* **TASK**
All of the records below need to be copied exactly.

* **DATASET ENTRIES**
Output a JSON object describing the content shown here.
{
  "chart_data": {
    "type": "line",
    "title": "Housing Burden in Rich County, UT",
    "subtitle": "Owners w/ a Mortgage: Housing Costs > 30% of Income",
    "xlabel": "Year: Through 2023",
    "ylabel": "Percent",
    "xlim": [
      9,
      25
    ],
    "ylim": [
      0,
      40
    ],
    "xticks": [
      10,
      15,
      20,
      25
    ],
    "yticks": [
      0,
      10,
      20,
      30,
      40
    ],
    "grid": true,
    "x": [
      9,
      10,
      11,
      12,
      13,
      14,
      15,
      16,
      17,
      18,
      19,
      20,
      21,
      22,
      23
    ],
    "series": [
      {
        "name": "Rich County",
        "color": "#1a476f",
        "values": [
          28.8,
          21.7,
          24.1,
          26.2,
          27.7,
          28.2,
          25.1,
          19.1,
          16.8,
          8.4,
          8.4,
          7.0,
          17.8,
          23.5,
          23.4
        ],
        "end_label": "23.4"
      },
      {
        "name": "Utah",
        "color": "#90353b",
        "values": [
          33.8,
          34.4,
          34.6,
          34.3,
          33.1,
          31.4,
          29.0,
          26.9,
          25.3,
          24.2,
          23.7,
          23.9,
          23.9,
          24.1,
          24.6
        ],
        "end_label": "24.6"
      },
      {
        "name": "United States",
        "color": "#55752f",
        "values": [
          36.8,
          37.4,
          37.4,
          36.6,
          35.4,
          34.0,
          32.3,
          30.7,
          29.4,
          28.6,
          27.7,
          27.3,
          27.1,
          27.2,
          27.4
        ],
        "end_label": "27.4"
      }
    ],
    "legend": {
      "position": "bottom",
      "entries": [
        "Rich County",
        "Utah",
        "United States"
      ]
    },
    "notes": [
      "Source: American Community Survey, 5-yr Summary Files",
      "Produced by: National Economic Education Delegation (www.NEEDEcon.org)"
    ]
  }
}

* **REPLY TO THE EXERCISE**
Output a JSON object describing the content shown here.
{
  "chart_data": {
    "type": "line",
    "title": "Housing Burden in Rich County, UT",
    "subtitle": "Owners w/ a Mortgage: Housing Costs > 30% of Income",
    "xlabel": "Year: Through 2023",
    "ylabel": "Percent",
    "xlim": [
      9,
      25
    ],
    "ylim": [
      0,
      40
    ],
    "xticks": [
      10,
      15,
      20,
      25
    ],
    "yticks": [
      0,
      10,
      20,
      30,
      40
    ],
    "grid": true,
    "x": [
      9,
      10,
      11,
      12,
      13,
      14,
      15,
      16,
      17,
      18,
      19,
      20,
      21,
      22,
      23
    ],
    "series": [
      {
        "name": "Rich County",
        "color": "#1a476f",
        "values": [
          28.8,
          21.7,
          24.1,
          26.2,
          27.7,
          28.2,
          25.1,
          19.1,
          16.8,
          8.4,
          8.4,
          7.0,
          17.8,
          23.5,
          23.4
        ],
        "end_label": "23.4"
      },
      {
        "name": "Utah",
        "color": "#90353b",
        "values": [
          33.8,
          34.4,
          34.6,
          34.3,
          33.1,
          31.4,
          29.0,
          26.9,
          25.3,
          24.2,
          23.7,
          23.9,
          23.9,
          24.1,
          24.6
        ],
        "end_label": "24.6"
      },
      {
        "name": "United States",
        "color": "#55752f",
        "values": [
          36.8,
          37.4,
          37.4,
          36.6,
          35.4,
          34.0,
          32.3,
          30.7,
          29.4,
          28.6,
          27.7,
          27.3,
          27.1,
          27.2,
          27.4
        ],
        "end_label": "27.4"
      }
    ],
    "legend": {
      "position": "bottom",
      "entries": [
        "Rich County",
        "Utah",
        "United States"
      ]
    },
    "notes": [
      "Source: American Community Survey, 5-yr Summary Files",
      "Produced by: National Economic Education Delegation (www.NEEDEcon.org)"
    ]
  }
}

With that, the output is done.